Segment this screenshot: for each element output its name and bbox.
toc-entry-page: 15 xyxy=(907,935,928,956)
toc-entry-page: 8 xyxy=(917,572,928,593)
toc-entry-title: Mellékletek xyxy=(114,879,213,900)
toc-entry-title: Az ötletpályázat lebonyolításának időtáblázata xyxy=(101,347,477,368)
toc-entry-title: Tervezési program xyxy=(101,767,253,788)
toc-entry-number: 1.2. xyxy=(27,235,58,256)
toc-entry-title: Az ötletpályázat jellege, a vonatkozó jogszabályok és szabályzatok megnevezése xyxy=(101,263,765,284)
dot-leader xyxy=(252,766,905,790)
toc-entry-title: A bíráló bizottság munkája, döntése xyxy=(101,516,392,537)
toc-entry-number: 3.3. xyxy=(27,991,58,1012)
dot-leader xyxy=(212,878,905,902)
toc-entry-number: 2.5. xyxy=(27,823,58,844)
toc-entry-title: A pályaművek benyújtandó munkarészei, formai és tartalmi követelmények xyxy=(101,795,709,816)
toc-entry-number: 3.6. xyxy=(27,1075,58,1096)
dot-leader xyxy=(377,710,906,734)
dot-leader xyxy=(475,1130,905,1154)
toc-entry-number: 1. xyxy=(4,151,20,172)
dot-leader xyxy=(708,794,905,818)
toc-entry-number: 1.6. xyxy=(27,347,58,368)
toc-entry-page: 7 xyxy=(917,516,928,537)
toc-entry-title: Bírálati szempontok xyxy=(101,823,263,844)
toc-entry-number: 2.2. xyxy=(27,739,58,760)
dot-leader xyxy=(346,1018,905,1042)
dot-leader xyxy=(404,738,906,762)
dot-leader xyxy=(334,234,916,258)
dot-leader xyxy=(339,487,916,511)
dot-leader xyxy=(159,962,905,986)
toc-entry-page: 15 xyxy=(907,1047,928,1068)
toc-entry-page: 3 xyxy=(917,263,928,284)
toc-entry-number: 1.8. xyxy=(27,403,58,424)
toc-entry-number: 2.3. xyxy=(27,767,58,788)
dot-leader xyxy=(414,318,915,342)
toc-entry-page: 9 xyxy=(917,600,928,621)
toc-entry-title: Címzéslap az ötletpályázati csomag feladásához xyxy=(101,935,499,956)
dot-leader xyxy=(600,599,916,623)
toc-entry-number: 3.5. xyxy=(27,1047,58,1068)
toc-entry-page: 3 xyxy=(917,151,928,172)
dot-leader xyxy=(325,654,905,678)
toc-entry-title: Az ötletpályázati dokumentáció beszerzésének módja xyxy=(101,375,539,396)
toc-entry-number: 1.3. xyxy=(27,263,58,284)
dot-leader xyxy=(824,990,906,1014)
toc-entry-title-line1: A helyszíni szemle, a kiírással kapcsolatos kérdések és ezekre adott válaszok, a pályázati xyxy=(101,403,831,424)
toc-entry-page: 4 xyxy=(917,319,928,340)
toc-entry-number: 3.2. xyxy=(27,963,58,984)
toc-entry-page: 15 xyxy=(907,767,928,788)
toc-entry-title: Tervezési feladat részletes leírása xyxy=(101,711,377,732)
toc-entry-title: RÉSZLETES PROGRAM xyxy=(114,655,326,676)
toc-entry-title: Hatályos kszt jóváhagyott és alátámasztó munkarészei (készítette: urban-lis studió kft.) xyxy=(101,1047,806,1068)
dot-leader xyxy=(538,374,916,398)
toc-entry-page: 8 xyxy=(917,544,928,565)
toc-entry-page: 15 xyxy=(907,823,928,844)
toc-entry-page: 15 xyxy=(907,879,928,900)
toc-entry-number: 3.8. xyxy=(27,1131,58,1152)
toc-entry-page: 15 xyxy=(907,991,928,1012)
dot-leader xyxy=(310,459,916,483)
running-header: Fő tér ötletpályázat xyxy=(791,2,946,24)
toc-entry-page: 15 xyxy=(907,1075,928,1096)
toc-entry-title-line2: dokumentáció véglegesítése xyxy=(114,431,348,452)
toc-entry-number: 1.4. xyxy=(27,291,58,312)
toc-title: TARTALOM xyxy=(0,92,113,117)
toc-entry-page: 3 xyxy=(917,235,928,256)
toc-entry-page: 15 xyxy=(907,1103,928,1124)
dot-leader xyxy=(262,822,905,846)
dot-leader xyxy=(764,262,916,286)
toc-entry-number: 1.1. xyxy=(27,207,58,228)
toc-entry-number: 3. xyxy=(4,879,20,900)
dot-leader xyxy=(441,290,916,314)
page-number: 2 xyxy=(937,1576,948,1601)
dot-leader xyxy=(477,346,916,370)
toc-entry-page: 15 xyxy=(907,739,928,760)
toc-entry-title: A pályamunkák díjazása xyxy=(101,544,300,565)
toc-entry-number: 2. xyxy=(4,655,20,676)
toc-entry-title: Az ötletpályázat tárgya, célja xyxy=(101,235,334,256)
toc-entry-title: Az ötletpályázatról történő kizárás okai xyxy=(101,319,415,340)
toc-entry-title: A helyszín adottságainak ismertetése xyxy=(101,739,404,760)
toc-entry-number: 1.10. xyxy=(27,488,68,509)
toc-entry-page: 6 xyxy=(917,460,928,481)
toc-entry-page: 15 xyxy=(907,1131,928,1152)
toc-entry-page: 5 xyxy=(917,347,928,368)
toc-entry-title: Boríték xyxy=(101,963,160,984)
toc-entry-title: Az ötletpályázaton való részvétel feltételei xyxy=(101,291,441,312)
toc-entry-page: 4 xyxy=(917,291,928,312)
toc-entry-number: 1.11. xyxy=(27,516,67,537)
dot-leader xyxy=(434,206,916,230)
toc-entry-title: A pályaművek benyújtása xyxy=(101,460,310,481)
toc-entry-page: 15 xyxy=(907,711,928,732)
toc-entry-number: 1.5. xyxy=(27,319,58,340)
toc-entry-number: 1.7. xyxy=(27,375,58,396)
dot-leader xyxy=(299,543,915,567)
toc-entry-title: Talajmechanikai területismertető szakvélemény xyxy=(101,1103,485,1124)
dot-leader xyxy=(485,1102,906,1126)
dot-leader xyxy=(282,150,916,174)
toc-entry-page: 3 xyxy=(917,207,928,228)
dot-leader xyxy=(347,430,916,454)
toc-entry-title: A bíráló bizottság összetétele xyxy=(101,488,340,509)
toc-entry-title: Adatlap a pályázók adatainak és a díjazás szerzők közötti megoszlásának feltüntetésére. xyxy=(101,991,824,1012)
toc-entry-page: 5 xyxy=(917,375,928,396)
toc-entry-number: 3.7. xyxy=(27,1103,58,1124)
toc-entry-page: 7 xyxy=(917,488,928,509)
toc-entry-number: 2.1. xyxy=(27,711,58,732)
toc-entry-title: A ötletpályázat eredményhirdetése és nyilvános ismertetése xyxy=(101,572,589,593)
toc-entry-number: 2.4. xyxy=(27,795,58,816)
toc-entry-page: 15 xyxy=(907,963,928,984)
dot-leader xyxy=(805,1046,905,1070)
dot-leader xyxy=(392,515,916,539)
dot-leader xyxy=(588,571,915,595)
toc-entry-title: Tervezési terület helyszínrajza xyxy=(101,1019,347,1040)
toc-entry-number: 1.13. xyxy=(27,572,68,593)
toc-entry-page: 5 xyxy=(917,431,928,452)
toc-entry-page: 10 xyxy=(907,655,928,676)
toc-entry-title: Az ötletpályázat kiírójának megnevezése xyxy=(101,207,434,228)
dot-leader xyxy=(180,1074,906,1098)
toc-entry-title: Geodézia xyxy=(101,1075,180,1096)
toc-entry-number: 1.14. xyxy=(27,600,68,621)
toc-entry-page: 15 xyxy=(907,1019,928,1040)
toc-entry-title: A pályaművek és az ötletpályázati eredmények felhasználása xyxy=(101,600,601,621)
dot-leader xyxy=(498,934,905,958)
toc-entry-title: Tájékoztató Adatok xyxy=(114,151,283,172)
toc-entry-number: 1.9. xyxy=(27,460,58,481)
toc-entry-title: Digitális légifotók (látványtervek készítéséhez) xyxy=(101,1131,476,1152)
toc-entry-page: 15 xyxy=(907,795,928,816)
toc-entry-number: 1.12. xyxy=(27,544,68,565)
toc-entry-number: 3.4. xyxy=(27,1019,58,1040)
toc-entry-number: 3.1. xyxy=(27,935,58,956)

··········

Put everything from the first line of the items down to and including the line that contains "dot-leader xyxy=(414,318,915,342)" into a numbered list, leaving out any blank lines.

1. Segment this screenshot: for each element output its name and bbox.
2. toc-entry-page: 15 xyxy=(907,935,928,956)
3. toc-entry-page: 8 xyxy=(917,572,928,593)
4. toc-entry-title: Mellékletek xyxy=(114,879,213,900)
5. toc-entry-title: Az ötletpályázat lebonyolításának időtáblázata xyxy=(101,347,477,368)
6. toc-entry-title: Tervezési program xyxy=(101,767,253,788)
7. toc-entry-number: 1.2. xyxy=(27,235,58,256)
8. toc-entry-title: Az ötletpályázat jellege, a vonatkozó jogszabályok és szabályzatok megnevezése xyxy=(101,263,765,284)
9. dot-leader xyxy=(252,766,905,790)
10. toc-entry-title: A bíráló bizottság munkája, döntése xyxy=(101,516,392,537)
11. toc-entry-number: 3.3. xyxy=(27,991,58,1012)
12. dot-leader xyxy=(212,878,905,902)
13. toc-entry-number: 2.5. xyxy=(27,823,58,844)
14. toc-entry-title: A pályaművek benyújtandó munkarészei, formai és tartalmi követelmények xyxy=(101,795,709,816)
15. toc-entry-number: 3.6. xyxy=(27,1075,58,1096)
16. dot-leader xyxy=(377,710,906,734)
17. dot-leader xyxy=(475,1130,905,1154)
18. toc-entry-number: 1. xyxy=(4,151,20,172)
19. dot-leader xyxy=(708,794,905,818)
20. toc-entry-number: 1.6. xyxy=(27,347,58,368)
21. toc-entry-page: 7 xyxy=(917,516,928,537)
22. toc-entry-title: Bírálati szempontok xyxy=(101,823,263,844)
23. toc-entry-number: 2.2. xyxy=(27,739,58,760)
24. dot-leader xyxy=(346,1018,905,1042)
25. dot-leader xyxy=(404,738,906,762)
26. dot-leader xyxy=(334,234,916,258)
27. dot-leader xyxy=(339,487,916,511)
28. dot-leader xyxy=(159,962,905,986)
29. toc-entry-page: 15 xyxy=(907,1047,928,1068)
30. toc-entry-page: 3 xyxy=(917,263,928,284)
31. toc-entry-number: 1.8. xyxy=(27,403,58,424)
32. toc-entry-number: 2.3. xyxy=(27,767,58,788)
33. dot-leader xyxy=(414,318,915,342)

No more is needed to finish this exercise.